Copy out, from the entries below, each line holding the string "this".

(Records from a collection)
#####
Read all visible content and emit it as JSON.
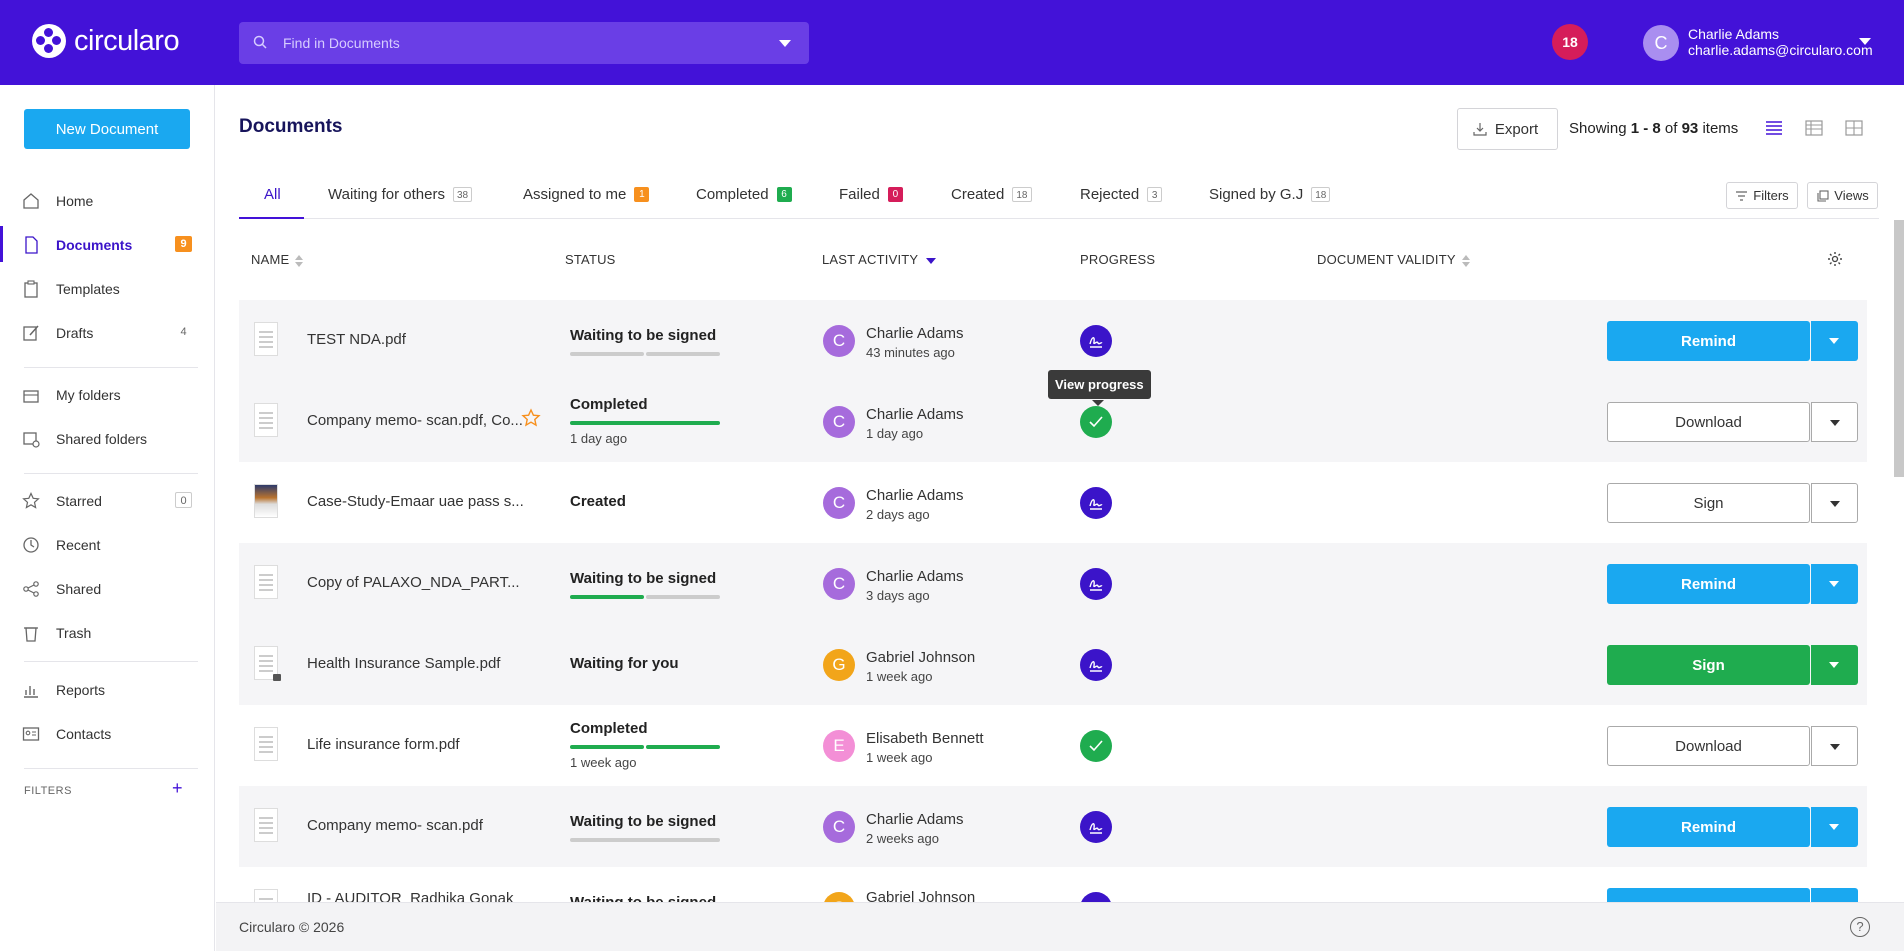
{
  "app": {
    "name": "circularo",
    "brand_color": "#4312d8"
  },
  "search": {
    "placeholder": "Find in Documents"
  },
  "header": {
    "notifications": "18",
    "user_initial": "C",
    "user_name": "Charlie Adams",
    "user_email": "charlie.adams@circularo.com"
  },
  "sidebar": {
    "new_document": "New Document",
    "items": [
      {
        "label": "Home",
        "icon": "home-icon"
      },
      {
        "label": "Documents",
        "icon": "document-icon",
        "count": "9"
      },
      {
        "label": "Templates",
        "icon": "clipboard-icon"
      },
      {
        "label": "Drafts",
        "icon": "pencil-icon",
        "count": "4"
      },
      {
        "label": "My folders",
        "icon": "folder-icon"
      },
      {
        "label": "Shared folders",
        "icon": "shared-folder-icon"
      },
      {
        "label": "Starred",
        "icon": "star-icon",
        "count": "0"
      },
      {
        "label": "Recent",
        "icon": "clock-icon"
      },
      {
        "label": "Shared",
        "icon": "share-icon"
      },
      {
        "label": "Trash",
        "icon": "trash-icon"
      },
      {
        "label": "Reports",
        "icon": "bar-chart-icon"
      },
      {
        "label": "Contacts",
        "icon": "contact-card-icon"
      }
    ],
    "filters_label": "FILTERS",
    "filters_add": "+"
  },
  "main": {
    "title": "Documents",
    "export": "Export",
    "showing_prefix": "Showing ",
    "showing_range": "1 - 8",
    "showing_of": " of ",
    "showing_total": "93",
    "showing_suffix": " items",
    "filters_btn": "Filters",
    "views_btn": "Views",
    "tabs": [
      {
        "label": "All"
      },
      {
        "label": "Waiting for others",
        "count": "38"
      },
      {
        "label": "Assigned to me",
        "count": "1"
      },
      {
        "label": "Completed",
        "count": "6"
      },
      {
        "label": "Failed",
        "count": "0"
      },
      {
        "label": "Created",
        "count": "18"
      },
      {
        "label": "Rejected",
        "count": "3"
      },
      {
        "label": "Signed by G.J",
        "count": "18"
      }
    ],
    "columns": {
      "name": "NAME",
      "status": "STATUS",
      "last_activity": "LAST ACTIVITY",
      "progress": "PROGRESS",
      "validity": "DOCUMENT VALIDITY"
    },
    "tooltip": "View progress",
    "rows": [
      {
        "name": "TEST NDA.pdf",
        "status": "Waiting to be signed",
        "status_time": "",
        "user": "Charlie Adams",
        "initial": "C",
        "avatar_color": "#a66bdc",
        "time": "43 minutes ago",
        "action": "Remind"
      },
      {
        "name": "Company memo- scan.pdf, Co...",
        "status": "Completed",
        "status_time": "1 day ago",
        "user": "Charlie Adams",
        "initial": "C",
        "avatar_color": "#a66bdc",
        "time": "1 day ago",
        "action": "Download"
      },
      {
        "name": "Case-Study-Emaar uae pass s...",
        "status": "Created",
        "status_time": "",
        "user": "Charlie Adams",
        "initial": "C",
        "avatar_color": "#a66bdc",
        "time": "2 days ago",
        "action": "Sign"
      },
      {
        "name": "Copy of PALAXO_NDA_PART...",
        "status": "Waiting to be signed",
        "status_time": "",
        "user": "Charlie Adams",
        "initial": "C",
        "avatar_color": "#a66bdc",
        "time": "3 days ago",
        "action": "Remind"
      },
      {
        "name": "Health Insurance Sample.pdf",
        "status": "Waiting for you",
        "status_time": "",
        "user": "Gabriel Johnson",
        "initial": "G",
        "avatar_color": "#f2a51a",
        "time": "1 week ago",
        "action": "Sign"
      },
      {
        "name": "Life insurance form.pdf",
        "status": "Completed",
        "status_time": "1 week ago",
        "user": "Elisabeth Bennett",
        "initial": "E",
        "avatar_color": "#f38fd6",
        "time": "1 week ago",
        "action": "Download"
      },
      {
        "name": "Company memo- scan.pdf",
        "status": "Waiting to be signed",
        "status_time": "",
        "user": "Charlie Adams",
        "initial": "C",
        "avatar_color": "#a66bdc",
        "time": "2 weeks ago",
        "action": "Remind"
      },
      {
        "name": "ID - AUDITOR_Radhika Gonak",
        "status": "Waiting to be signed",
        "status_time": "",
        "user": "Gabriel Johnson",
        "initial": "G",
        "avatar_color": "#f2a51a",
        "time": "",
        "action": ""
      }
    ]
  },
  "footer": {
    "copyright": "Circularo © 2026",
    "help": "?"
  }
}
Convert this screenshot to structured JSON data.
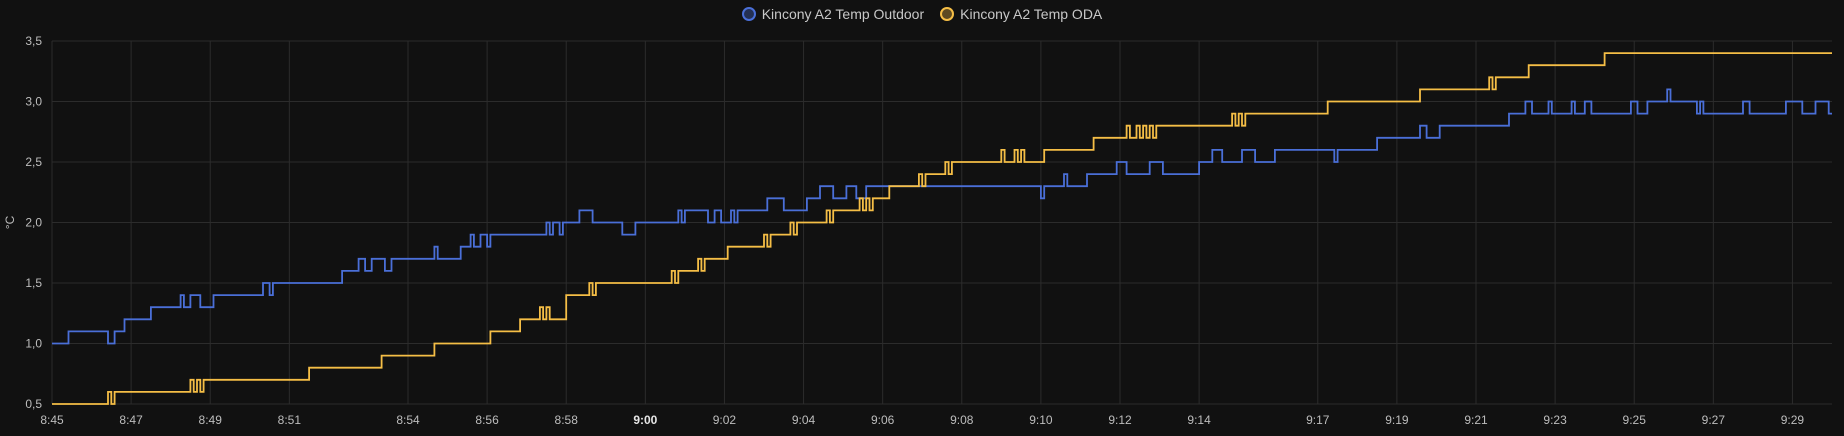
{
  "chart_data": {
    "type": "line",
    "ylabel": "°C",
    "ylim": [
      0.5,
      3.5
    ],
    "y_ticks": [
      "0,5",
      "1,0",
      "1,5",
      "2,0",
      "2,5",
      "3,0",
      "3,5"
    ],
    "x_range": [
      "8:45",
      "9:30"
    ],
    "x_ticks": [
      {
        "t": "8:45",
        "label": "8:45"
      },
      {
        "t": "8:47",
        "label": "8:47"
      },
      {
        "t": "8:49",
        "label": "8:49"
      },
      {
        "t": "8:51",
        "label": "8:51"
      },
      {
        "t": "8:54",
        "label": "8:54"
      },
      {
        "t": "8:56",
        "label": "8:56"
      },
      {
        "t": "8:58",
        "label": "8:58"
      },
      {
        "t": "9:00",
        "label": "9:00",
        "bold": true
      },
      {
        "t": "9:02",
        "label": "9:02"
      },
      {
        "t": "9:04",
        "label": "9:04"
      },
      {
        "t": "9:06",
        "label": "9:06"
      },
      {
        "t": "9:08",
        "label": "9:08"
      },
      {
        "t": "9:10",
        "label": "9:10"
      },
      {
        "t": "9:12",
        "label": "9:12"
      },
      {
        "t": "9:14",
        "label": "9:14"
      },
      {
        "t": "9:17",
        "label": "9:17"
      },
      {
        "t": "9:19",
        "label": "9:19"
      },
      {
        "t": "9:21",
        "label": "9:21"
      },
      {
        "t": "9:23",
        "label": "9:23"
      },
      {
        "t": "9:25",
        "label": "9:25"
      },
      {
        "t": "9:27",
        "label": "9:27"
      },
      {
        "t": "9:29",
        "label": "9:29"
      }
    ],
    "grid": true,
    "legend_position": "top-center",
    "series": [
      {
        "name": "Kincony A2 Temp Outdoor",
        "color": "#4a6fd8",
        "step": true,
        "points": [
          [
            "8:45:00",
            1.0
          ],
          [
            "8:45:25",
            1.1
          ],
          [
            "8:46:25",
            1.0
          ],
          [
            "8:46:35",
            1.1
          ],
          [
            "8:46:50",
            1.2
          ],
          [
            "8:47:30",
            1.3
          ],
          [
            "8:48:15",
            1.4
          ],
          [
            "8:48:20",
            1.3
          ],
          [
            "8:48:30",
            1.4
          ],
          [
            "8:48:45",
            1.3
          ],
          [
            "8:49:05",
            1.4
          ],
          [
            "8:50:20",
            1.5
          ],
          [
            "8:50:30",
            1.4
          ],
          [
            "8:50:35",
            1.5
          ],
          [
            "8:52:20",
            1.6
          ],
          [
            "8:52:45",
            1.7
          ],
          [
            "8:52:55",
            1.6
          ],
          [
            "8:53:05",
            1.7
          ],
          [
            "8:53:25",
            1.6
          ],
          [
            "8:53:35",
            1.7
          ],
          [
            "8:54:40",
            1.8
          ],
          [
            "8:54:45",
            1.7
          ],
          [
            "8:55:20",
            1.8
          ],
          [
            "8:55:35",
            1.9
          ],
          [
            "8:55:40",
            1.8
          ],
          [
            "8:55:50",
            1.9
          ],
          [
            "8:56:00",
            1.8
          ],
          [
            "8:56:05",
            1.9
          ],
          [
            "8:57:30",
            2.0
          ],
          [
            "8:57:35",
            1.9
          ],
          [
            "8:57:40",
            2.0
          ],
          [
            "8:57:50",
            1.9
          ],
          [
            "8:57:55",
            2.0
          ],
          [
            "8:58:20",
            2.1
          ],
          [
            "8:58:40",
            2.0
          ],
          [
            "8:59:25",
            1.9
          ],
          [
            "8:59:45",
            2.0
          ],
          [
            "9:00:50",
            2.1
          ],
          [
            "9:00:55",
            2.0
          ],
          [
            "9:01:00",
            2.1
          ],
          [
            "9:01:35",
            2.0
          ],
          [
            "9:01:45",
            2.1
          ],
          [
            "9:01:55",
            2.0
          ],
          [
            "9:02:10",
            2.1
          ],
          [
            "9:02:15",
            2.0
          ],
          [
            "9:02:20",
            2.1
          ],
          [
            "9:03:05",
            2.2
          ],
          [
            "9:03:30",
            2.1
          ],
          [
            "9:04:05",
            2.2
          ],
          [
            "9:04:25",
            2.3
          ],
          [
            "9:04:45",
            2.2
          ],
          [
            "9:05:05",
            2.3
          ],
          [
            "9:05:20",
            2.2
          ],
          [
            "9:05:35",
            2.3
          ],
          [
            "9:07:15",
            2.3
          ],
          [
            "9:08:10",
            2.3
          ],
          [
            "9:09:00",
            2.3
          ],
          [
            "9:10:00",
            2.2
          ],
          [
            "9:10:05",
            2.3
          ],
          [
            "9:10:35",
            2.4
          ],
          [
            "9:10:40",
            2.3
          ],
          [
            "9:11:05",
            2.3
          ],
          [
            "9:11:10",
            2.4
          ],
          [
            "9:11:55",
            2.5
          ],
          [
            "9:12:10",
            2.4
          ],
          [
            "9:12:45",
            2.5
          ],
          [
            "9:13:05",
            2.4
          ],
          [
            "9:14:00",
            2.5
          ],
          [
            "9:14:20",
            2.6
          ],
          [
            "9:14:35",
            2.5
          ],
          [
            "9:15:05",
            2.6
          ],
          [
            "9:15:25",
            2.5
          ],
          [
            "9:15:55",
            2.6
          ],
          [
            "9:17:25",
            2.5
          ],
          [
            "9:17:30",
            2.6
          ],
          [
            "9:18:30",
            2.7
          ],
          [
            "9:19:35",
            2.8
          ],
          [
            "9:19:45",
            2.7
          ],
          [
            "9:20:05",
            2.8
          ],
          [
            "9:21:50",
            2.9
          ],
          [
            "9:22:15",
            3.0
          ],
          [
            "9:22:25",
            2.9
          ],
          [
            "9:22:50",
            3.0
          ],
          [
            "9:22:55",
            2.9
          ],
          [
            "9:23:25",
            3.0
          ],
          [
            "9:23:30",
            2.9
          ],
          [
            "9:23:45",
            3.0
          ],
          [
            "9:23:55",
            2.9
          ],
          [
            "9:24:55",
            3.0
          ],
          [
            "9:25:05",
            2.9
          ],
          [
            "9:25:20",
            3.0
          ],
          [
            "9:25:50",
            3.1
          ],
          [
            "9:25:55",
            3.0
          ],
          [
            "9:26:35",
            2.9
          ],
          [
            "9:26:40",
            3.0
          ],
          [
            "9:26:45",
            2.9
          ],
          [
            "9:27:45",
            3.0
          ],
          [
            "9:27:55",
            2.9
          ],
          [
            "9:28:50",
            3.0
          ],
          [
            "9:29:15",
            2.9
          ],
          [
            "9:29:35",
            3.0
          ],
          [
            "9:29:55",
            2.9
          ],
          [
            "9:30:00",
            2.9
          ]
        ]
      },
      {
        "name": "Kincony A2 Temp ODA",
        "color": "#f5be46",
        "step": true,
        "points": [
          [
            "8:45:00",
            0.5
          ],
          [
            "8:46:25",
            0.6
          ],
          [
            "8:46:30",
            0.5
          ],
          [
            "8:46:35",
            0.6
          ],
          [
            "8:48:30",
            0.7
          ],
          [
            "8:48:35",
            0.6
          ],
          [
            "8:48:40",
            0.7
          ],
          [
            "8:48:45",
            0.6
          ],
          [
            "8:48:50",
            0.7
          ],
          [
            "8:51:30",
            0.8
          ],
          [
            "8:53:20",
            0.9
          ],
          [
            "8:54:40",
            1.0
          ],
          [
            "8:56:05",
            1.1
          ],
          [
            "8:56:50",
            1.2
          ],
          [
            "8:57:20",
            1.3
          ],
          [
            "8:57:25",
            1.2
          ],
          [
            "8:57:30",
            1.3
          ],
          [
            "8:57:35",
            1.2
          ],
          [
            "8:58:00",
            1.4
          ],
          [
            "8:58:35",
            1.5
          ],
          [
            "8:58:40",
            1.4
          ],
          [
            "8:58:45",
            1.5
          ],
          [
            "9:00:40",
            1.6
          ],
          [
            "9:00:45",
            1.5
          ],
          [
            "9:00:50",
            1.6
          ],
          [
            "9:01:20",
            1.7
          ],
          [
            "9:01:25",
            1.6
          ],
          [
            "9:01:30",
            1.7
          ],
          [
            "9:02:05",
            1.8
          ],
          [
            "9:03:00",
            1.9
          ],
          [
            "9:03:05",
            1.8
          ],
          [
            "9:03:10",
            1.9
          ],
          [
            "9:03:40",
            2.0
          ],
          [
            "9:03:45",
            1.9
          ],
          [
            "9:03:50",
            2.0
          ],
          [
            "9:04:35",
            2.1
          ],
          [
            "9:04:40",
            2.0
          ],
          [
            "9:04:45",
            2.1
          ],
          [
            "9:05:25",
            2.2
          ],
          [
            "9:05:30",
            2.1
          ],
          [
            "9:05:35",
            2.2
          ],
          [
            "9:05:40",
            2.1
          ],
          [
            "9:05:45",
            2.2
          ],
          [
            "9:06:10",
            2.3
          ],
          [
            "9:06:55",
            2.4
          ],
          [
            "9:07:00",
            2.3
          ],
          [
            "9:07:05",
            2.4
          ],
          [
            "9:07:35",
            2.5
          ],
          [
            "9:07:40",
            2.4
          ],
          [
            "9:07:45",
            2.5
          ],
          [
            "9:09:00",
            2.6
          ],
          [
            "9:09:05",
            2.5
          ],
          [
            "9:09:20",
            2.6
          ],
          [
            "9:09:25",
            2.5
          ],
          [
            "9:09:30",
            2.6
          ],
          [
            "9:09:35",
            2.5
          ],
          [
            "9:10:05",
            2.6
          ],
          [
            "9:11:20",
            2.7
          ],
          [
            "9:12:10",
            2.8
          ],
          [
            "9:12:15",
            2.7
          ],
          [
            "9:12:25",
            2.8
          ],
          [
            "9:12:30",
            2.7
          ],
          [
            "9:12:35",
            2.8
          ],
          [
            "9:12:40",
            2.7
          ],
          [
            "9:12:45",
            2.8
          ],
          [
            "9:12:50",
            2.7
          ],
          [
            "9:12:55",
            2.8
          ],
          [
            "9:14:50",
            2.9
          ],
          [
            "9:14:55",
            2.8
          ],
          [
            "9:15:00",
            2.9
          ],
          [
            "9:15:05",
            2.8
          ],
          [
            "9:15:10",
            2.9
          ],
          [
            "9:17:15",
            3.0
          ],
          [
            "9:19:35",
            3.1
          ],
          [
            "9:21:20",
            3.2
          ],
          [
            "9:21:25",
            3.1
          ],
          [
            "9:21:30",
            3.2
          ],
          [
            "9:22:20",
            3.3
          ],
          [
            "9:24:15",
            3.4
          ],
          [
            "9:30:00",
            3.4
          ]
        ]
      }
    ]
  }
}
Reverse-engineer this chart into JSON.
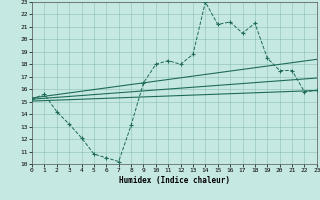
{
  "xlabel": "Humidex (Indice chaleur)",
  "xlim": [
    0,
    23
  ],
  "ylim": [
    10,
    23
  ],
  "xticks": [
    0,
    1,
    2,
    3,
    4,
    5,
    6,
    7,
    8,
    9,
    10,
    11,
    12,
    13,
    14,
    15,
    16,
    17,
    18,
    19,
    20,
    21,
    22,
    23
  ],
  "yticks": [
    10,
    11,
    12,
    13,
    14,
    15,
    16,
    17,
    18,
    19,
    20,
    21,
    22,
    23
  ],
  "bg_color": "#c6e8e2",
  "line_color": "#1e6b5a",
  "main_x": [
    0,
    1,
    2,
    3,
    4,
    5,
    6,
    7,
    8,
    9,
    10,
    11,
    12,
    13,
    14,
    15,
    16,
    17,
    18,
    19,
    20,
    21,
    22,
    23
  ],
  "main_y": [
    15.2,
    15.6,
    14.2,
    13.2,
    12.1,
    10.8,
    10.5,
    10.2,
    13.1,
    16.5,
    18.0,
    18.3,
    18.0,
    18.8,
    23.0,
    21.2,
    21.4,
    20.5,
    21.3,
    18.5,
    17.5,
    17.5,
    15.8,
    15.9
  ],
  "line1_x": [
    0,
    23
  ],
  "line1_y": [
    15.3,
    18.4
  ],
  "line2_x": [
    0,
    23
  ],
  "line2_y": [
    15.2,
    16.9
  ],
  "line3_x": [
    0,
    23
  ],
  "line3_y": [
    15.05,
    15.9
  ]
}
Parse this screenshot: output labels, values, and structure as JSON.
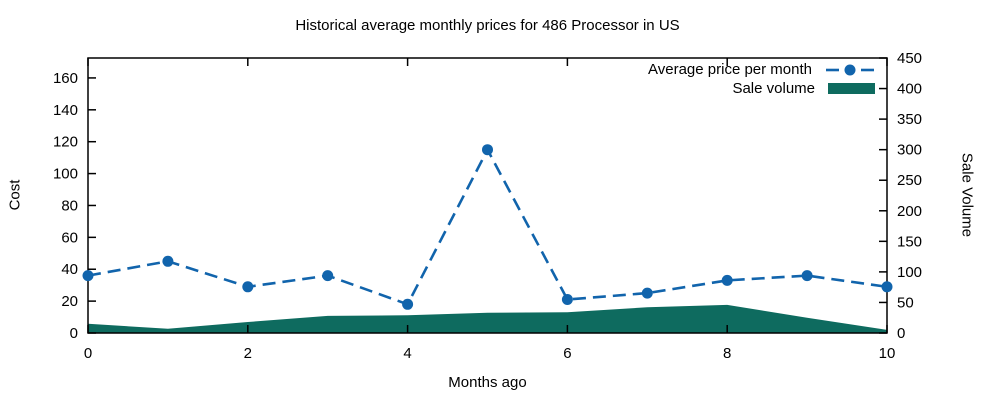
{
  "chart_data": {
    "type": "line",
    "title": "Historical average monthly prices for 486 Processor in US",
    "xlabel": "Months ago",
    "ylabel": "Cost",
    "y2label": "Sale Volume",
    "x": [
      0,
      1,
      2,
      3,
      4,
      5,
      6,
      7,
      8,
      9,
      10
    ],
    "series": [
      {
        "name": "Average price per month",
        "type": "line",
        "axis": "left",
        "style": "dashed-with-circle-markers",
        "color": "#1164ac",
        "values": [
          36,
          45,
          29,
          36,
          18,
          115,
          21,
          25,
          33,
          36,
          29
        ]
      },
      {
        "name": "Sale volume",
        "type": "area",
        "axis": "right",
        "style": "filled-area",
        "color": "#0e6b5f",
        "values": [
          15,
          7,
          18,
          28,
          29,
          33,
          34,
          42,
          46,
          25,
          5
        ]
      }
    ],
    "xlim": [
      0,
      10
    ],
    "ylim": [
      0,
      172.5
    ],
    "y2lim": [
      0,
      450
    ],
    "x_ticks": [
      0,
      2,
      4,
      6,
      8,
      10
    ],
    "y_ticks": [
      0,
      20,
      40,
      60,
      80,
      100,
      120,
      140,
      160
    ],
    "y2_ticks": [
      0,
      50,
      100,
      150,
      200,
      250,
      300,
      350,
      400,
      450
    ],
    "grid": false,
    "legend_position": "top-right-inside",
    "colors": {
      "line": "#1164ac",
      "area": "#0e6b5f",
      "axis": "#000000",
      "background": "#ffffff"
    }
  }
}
#####
▶ _Response_:
Convert this screenshot to structured JSON data.
Reverse-engineer this chart into JSON.
Parse this screenshot: output labels, values, and structure as JSON.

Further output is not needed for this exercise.